[Saved data entries]
((
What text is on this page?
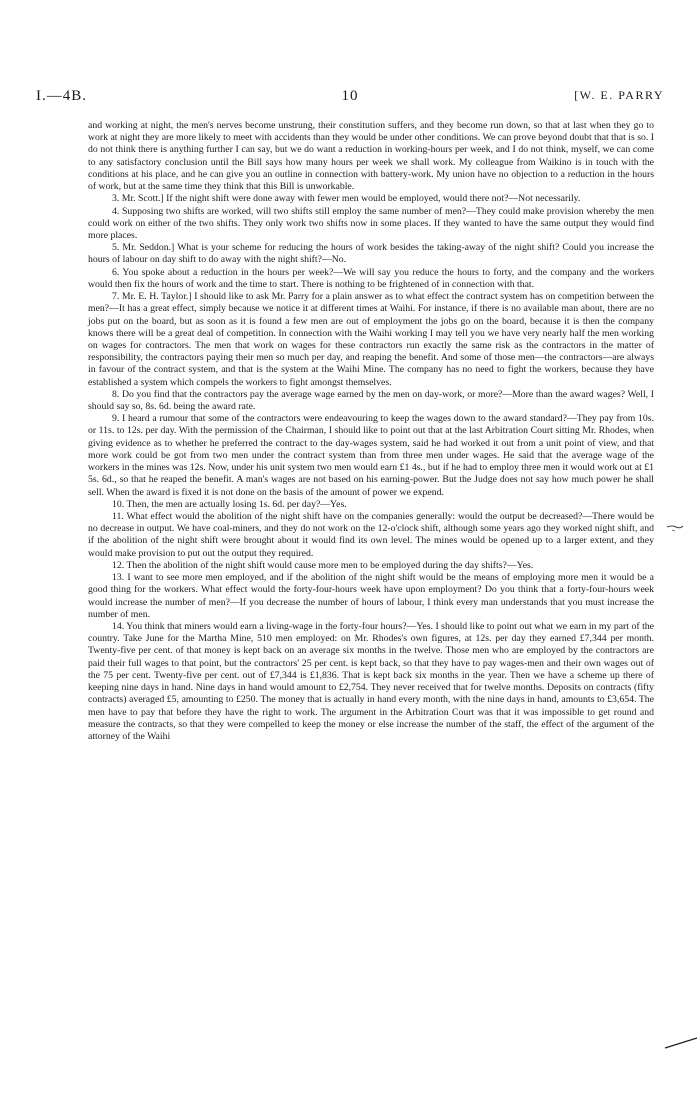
I.—4B.	10	[W. E. PARRY

and working at night, the men's nerves become unstrung, their constitution suffers, and they become run down, so that at last when they go to work at night they are more likely to meet with accidents than they would be under other conditions. We can prove beyond doubt that that is so. I do not think there is anything further I can say, but we do want a reduction in working-hours per week, and I do not think, myself, we can come to any satisfactory conclusion until the Bill says how many hours per week we shall work. My colleague from Waikino is in touch with the conditions at his place, and he can give you an outline in connection with battery-work. My union have no objection to a reduction in the hours of work, but at the same time they think that this Bill is unworkable.

3. Mr. Scott.] If the night shift were done away with fewer men would be employed, would there not?—Not necessarily.

4. Supposing two shifts are worked, will two shifts still employ the same number of men?—They could make provision whereby the men could work on either of the two shifts. They only work two shifts now in some places. If they wanted to have the same output they would find more places.

5. Mr. Seddon.] What is your scheme for reducing the hours of work besides the taking-away of the night shift? Could you increase the hours of labour on day shift to do away with the night shift?—No.

6. You spoke about a reduction in the hours per week?—We will say you reduce the hours to forty, and the company and the workers would then fix the hours of work and the time to start. There is nothing to be frightened of in connection with that.

7. Mr. E. H. Taylor.] I should like to ask Mr. Parry for a plain answer as to what effect the contract system has on competition between the men?—It has a great effect, simply because we notice it at different times at Waihi. For instance, if there is no available man about, there are no jobs put on the board, but as soon as it is found a few men are out of employment the jobs go on the board, because it is then the company knows there will be a great deal of competition. In connection with the Waihi working I may tell you we have very nearly half the men working on wages for contractors. The men that work on wages for these contractors run exactly the same risk as the contractors in the matter of responsibility, the contractors paying their men so much per day, and reaping the benefit. And some of those men—the contractors—are always in favour of the contract system, and that is the system at the Waihi Mine. The company has no need to fight the workers, because they have established a system which compels the workers to fight amongst themselves.

8. Do you find that the contractors pay the average wage earned by the men on day-work, or more?—More than the award wages? Well, I should say so, 8s. 6d. being the award rate.

9. I heard a rumour that some of the contractors were endeavouring to keep the wages down to the award standard?—They pay from 10s. or 11s. to 12s. per day. With the permission of the Chairman, I should like to point out that at the last Arbitration Court sitting Mr. Rhodes, when giving evidence as to whether he preferred the contract to the day-wages system, said he had worked it out from a unit point of view, and that more work could be got from two men under the contract system than from three men under wages. He said that the average wage of the workers in the mines was 12s. Now, under his unit system two men would earn £1 4s., but if he had to employ three men it would work out at £1 5s. 6d., so that he reaped the benefit. A man's wages are not based on his earning-power. But the Judge does not say how much power he shall sell. When the award is fixed it is not done on the basis of the amount of power we expend.

10. Then, the men are actually losing 1s. 6d. per day?—Yes.

11. What effect would the abolition of the night shift have on the companies generally: would the output be decreased?—There would be no decrease in output. We have coal-miners, and they do not work on the 12-o'clock shift, although some years ago they worked night shift, and if the abolition of the night shift were brought about it would find its own level. The mines would be opened up to a larger extent, and they would make provision to put out the output they required.

12. Then the abolition of the night shift would cause more men to be employed during the day shifts?—Yes.

13. I want to see more men employed, and if the abolition of the night shift would be the means of employing more men it would be a good thing for the workers. What effect would the forty-four-hours week have upon employment? Do you think that a forty-four-hours week would increase the number of men?—If you decrease the number of hours of labour, I think every man understands that you must increase the number of men.

14. You think that miners would earn a living-wage in the forty-four hours?—Yes. I should like to point out what we earn in my part of the country. Take June for the Martha Mine, 510 men employed: on Mr. Rhodes's own figures, at 12s. per day they earned £7,344 per month. Twenty-five per cent. of that money is kept back on an average six months in the twelve. Those men who are employed by the contractors are paid their full wages to that point, but the contractors' 25 per cent. is kept back, so that they have to pay wages-men and their own wages out of the 75 per cent. Twenty-five per cent. out of £7,344 is £1,836. That is kept back six months in the year. Then we have a scheme up there of keeping nine days in hand. Nine days in hand would amount to £2,754. They never received that for twelve months. Deposits on contracts (fifty contracts) averaged £5, amounting to £250. The money that is actually in hand every month, with the nine days in hand, amounts to £3,654. The men have to pay that before they have the right to work. The argument in the Arbitration Court was that it was impossible to get round and measure the contracts, so that they were compelled to keep the money or else increase the number of the staff, the effect of the argument of the attorney of the Waihi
))
[TASK DESCRIPTION]: All the lines above are to be reproduced exactly, except the pictures.

[RESPONSE TO THIS TASK]:
What text is on this page?
I.—4B.	10	[W. E. PARRY

and working at night, the men's nerves become unstrung, their constitution suffers, and they become run down, so that at last when they go to work at night they are more likely to meet with accidents than they would be under other conditions. We can prove beyond doubt that that is so. I do not think there is anything further I can say, but we do want a reduction in working-hours per week, and I do not think, myself, we can come to any satisfactory conclusion until the Bill says how many hours per week we shall work. My colleague from Waikino is in touch with the conditions at his place, and he can give you an outline in connection with battery-work. My union have no objection to a reduction in the hours of work, but at the same time they think that this Bill is unworkable.

3. Mr. Scott.] If the night shift were done away with fewer men would be employed, would there not?—Not necessarily.

4. Supposing two shifts are worked, will two shifts still employ the same number of men?—They could make provision whereby the men could work on either of the two shifts. They only work two shifts now in some places. If they wanted to have the same output they would find more places.

5. Mr. Seddon.] What is your scheme for reducing the hours of work besides the taking-away of the night shift? Could you increase the hours of labour on day shift to do away with the night shift?—No.

6. You spoke about a reduction in the hours per week?—We will say you reduce the hours to forty, and the company and the workers would then fix the hours of work and the time to start. There is nothing to be frightened of in connection with that.

7. Mr. E. H. Taylor.] I should like to ask Mr. Parry for a plain answer as to what effect the contract system has on competition between the men?—It has a great effect, simply because we notice it at different times at Waihi. For instance, if there is no available man about, there are no jobs put on the board, but as soon as it is found a few men are out of employment the jobs go on the board, because it is then the company knows there will be a great deal of competition. In connection with the Waihi working I may tell you we have very nearly half the men working on wages for contractors. The men that work on wages for these contractors run exactly the same risk as the contractors in the matter of responsibility, the contractors paying their men so much per day, and reaping the benefit. And some of those men—the contractors—are always in favour of the contract system, and that is the system at the Waihi Mine. The company has no need to fight the workers, because they have established a system which compels the workers to fight amongst themselves.

8. Do you find that the contractors pay the average wage earned by the men on day-work, or more?—More than the award wages? Well, I should say so, 8s. 6d. being the award rate.

9. I heard a rumour that some of the contractors were endeavouring to keep the wages down to the award standard?—They pay from 10s. or 11s. to 12s. per day. With the permission of the Chairman, I should like to point out that at the last Arbitration Court sitting Mr. Rhodes, when giving evidence as to whether he preferred the contract to the day-wages system, said he had worked it out from a unit point of view, and that more work could be got from two men under the contract system than from three men under wages. He said that the average wage of the workers in the mines was 12s. Now, under his unit system two men would earn £1 4s., but if he had to employ three men it would work out at £1 5s. 6d., so that he reaped the benefit. A man's wages are not based on his earning-power. But the Judge does not say how much power he shall sell. When the award is fixed it is not done on the basis of the amount of power we expend.

10. Then, the men are actually losing 1s. 6d. per day?—Yes.

11. What effect would the abolition of the night shift have on the companies generally: would the output be decreased?—There would be no decrease in output. We have coal-miners, and they do not work on the 12-o'clock shift, although some years ago they worked night shift, and if the abolition of the night shift were brought about it would find its own level. The mines would be opened up to a larger extent, and they would make provision to put out the output they required.

12. Then the abolition of the night shift would cause more men to be employed during the day shifts?—Yes.

13. I want to see more men employed, and if the abolition of the night shift would be the means of employing more men it would be a good thing for the workers. What effect would the forty-four-hours week have upon employment? Do you think that a forty-four-hours week would increase the number of men?—If you decrease the number of hours of labour, I think every man understands that you must increase the number of men.

14. You think that miners would earn a living-wage in the forty-four hours?—Yes. I should like to point out what we earn in my part of the country. Take June for the Martha Mine, 510 men employed: on Mr. Rhodes's own figures, at 12s. per day they earned £7,344 per month. Twenty-five per cent. of that money is kept back on an average six months in the twelve. Those men who are employed by the contractors are paid their full wages to that point, but the contractors' 25 per cent. is kept back, so that they have to pay wages-men and their own wages out of the 75 per cent. Twenty-five per cent. out of £7,344 is £1,836. That is kept back six months in the year. Then we have a scheme up there of keeping nine days in hand. Nine days in hand would amount to £2,754. They never received that for twelve months. Deposits on contracts (fifty contracts) averaged £5, amounting to £250. The money that is actually in hand every month, with the nine days in hand, amounts to £3,654. The men have to pay that before they have the right to work. The argument in the Arbitration Court was that it was impossible to get round and measure the contracts, so that they were compelled to keep the money or else increase the number of the staff, the effect of the argument of the attorney of the Waihi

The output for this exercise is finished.